* [Task goal] Gather all lines with "dojnice" from the records.

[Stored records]
↓

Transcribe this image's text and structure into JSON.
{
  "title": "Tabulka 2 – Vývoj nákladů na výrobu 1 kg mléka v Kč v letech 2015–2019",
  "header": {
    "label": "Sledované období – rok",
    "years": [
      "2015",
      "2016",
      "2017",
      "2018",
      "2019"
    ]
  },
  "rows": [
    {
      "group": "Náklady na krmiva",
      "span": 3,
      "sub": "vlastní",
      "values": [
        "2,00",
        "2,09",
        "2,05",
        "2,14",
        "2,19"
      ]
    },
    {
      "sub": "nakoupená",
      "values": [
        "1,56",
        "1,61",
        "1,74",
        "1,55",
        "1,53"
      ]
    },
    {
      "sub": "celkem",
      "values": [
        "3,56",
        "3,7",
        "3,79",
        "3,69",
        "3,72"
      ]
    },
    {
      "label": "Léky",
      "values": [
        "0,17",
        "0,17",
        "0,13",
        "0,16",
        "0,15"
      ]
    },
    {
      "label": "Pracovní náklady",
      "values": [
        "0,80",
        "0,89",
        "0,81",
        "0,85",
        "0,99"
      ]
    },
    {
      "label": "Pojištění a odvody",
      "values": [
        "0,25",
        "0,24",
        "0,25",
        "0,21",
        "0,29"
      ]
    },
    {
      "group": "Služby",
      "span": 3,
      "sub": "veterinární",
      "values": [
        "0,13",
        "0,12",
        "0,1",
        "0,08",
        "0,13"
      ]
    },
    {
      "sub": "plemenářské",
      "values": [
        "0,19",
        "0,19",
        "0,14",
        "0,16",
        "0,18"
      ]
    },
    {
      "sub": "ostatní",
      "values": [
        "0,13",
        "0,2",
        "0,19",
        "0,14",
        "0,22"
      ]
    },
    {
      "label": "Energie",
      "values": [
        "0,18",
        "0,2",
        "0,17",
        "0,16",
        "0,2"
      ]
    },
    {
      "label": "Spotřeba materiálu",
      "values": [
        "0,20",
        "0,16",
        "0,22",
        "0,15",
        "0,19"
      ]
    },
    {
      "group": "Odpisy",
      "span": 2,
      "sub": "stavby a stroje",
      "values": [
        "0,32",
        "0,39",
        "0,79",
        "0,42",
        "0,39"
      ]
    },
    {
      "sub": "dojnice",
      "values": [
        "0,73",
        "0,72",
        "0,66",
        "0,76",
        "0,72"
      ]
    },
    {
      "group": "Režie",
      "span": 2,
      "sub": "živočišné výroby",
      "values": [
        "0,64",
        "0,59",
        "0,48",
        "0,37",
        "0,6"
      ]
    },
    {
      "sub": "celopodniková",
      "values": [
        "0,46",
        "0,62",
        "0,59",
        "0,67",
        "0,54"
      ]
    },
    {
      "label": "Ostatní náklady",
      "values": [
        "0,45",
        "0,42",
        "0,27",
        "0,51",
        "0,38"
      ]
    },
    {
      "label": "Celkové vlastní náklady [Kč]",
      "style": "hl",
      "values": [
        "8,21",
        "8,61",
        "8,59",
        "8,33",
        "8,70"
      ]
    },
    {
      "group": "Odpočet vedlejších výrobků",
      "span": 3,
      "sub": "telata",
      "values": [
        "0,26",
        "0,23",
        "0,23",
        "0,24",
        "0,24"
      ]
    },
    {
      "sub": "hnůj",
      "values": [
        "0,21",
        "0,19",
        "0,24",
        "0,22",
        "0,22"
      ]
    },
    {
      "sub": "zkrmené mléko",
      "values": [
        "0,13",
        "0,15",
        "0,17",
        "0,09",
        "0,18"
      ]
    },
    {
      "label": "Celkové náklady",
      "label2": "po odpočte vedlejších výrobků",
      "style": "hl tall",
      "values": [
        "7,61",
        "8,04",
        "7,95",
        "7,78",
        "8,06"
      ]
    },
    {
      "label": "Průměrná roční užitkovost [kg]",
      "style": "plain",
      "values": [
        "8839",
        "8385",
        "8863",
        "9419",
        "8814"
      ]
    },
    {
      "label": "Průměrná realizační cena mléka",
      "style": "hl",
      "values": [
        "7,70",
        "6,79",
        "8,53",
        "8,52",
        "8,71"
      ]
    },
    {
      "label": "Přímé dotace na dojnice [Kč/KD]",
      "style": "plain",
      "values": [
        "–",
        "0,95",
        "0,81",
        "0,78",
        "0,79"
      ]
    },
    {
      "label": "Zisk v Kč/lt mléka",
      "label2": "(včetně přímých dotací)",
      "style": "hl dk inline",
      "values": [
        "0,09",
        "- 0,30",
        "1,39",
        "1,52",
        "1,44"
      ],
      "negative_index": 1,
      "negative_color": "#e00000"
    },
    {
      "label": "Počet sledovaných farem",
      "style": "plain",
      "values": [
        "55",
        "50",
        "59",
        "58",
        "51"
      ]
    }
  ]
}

↑

* [Output for this exercise]
      "sub": "dojnice",
      "label": "Přímé dotace na dojnice [Kč/KD]",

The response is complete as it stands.